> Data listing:
————
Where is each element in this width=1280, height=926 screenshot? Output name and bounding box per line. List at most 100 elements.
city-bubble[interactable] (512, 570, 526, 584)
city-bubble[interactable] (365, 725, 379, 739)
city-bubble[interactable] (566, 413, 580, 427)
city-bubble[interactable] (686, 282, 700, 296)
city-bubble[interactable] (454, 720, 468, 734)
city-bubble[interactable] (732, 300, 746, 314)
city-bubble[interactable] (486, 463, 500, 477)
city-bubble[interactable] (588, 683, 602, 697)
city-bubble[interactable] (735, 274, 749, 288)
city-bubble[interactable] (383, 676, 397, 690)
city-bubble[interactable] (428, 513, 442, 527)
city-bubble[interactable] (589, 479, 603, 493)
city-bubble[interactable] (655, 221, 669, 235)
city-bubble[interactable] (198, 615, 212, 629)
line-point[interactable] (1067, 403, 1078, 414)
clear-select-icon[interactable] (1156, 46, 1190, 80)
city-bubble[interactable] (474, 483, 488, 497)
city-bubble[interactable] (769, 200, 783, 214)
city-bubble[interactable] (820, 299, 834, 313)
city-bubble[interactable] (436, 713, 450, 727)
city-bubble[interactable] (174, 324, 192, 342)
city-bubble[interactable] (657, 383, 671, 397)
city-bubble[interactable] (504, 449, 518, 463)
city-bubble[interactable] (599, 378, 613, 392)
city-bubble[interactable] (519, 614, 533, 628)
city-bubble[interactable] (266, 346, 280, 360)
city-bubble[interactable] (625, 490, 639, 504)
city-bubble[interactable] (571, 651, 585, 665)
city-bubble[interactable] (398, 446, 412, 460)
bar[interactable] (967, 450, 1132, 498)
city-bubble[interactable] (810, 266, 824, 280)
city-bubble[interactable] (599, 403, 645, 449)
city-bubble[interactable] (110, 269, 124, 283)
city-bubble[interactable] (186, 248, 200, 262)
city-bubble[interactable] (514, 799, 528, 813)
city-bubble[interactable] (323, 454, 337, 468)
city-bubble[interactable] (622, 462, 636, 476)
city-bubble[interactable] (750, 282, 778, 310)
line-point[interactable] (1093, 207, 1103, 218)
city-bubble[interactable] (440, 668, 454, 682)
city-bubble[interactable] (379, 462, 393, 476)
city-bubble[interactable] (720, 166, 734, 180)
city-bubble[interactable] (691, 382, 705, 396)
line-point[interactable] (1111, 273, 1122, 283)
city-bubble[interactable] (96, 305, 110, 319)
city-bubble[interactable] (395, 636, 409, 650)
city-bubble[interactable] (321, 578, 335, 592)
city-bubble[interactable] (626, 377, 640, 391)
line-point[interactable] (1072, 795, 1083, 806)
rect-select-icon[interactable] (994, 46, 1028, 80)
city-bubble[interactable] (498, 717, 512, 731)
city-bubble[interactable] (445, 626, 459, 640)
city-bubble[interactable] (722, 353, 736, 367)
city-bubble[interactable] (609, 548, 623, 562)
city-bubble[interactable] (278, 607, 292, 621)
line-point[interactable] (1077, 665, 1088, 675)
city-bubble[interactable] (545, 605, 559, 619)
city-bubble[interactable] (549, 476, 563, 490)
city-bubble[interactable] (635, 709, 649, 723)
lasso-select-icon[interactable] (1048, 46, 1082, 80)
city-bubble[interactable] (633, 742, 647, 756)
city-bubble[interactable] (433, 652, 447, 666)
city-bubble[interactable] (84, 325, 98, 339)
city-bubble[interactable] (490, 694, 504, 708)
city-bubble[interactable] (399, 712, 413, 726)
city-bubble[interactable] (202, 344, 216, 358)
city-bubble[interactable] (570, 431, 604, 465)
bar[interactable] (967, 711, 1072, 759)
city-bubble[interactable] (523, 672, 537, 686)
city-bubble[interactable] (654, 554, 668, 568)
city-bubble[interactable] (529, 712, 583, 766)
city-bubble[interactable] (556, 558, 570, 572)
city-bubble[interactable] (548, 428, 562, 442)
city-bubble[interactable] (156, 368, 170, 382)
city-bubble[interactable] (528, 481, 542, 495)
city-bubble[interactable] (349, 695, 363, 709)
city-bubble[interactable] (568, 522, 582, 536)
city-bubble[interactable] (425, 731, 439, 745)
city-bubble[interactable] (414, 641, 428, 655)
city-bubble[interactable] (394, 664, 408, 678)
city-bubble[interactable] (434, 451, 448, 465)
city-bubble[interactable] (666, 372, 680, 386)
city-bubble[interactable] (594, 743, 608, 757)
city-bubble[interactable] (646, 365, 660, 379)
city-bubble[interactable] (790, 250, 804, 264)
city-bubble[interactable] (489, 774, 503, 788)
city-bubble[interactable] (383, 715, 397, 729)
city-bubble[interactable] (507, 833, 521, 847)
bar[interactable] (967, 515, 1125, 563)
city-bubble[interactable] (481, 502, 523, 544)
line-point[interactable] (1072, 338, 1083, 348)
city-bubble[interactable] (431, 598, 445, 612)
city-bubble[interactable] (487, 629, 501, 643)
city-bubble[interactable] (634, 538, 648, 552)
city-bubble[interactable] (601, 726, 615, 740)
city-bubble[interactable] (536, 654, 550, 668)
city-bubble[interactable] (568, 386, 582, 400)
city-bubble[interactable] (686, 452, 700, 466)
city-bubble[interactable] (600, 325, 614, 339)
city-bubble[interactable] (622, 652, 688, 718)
————
> EXERCISE PROMPT: Write out every line of the entries above verbatim, without any alteration.

> SOLUTION TO THE EXERCISE:
Where is each element in this width=1280, height=926 screenshot? Output name and bounding box per line. List at most 100 elements.
city-bubble[interactable] (512, 570, 526, 584)
city-bubble[interactable] (365, 725, 379, 739)
city-bubble[interactable] (566, 413, 580, 427)
city-bubble[interactable] (686, 282, 700, 296)
city-bubble[interactable] (454, 720, 468, 734)
city-bubble[interactable] (732, 300, 746, 314)
city-bubble[interactable] (486, 463, 500, 477)
city-bubble[interactable] (588, 683, 602, 697)
city-bubble[interactable] (735, 274, 749, 288)
city-bubble[interactable] (383, 676, 397, 690)
city-bubble[interactable] (428, 513, 442, 527)
city-bubble[interactable] (589, 479, 603, 493)
city-bubble[interactable] (655, 221, 669, 235)
city-bubble[interactable] (198, 615, 212, 629)
line-point[interactable] (1067, 403, 1078, 414)
clear-select-icon[interactable] (1156, 46, 1190, 80)
city-bubble[interactable] (474, 483, 488, 497)
city-bubble[interactable] (769, 200, 783, 214)
city-bubble[interactable] (820, 299, 834, 313)
city-bubble[interactable] (436, 713, 450, 727)
city-bubble[interactable] (174, 324, 192, 342)
city-bubble[interactable] (657, 383, 671, 397)
city-bubble[interactable] (504, 449, 518, 463)
city-bubble[interactable] (599, 378, 613, 392)
city-bubble[interactable] (519, 614, 533, 628)
city-bubble[interactable] (266, 346, 280, 360)
city-bubble[interactable] (625, 490, 639, 504)
city-bubble[interactable] (571, 651, 585, 665)
city-bubble[interactable] (398, 446, 412, 460)
bar[interactable] (967, 450, 1132, 498)
city-bubble[interactable] (810, 266, 824, 280)
city-bubble[interactable] (599, 403, 645, 449)
city-bubble[interactable] (110, 269, 124, 283)
city-bubble[interactable] (186, 248, 200, 262)
city-bubble[interactable] (514, 799, 528, 813)
city-bubble[interactable] (323, 454, 337, 468)
city-bubble[interactable] (622, 462, 636, 476)
city-bubble[interactable] (750, 282, 778, 310)
line-point[interactable] (1093, 207, 1103, 218)
city-bubble[interactable] (440, 668, 454, 682)
city-bubble[interactable] (379, 462, 393, 476)
city-bubble[interactable] (720, 166, 734, 180)
city-bubble[interactable] (691, 382, 705, 396)
line-point[interactable] (1111, 273, 1122, 283)
city-bubble[interactable] (96, 305, 110, 319)
city-bubble[interactable] (395, 636, 409, 650)
city-bubble[interactable] (321, 578, 335, 592)
city-bubble[interactable] (626, 377, 640, 391)
line-point[interactable] (1072, 795, 1083, 806)
rect-select-icon[interactable] (994, 46, 1028, 80)
city-bubble[interactable] (498, 717, 512, 731)
city-bubble[interactable] (445, 626, 459, 640)
city-bubble[interactable] (722, 353, 736, 367)
city-bubble[interactable] (609, 548, 623, 562)
city-bubble[interactable] (278, 607, 292, 621)
line-point[interactable] (1077, 665, 1088, 675)
city-bubble[interactable] (545, 605, 559, 619)
city-bubble[interactable] (549, 476, 563, 490)
city-bubble[interactable] (635, 709, 649, 723)
lasso-select-icon[interactable] (1048, 46, 1082, 80)
city-bubble[interactable] (633, 742, 647, 756)
city-bubble[interactable] (433, 652, 447, 666)
city-bubble[interactable] (84, 325, 98, 339)
city-bubble[interactable] (490, 694, 504, 708)
city-bubble[interactable] (399, 712, 413, 726)
city-bubble[interactable] (202, 344, 216, 358)
city-bubble[interactable] (570, 431, 604, 465)
bar[interactable] (967, 711, 1072, 759)
city-bubble[interactable] (523, 672, 537, 686)
city-bubble[interactable] (654, 554, 668, 568)
city-bubble[interactable] (529, 712, 583, 766)
city-bubble[interactable] (556, 558, 570, 572)
city-bubble[interactable] (548, 428, 562, 442)
city-bubble[interactable] (156, 368, 170, 382)
city-bubble[interactable] (528, 481, 542, 495)
city-bubble[interactable] (349, 695, 363, 709)
city-bubble[interactable] (568, 522, 582, 536)
city-bubble[interactable] (425, 731, 439, 745)
city-bubble[interactable] (414, 641, 428, 655)
city-bubble[interactable] (394, 664, 408, 678)
city-bubble[interactable] (434, 451, 448, 465)
city-bubble[interactable] (666, 372, 680, 386)
city-bubble[interactable] (594, 743, 608, 757)
city-bubble[interactable] (646, 365, 660, 379)
city-bubble[interactable] (790, 250, 804, 264)
city-bubble[interactable] (489, 774, 503, 788)
city-bubble[interactable] (383, 715, 397, 729)
city-bubble[interactable] (507, 833, 521, 847)
bar[interactable] (967, 515, 1125, 563)
city-bubble[interactable] (481, 502, 523, 544)
line-point[interactable] (1072, 338, 1083, 348)
city-bubble[interactable] (431, 598, 445, 612)
city-bubble[interactable] (487, 629, 501, 643)
city-bubble[interactable] (634, 538, 648, 552)
city-bubble[interactable] (601, 726, 615, 740)
city-bubble[interactable] (536, 654, 550, 668)
city-bubble[interactable] (568, 386, 582, 400)
city-bubble[interactable] (686, 452, 700, 466)
city-bubble[interactable] (600, 325, 614, 339)
city-bubble[interactable] (622, 652, 688, 718)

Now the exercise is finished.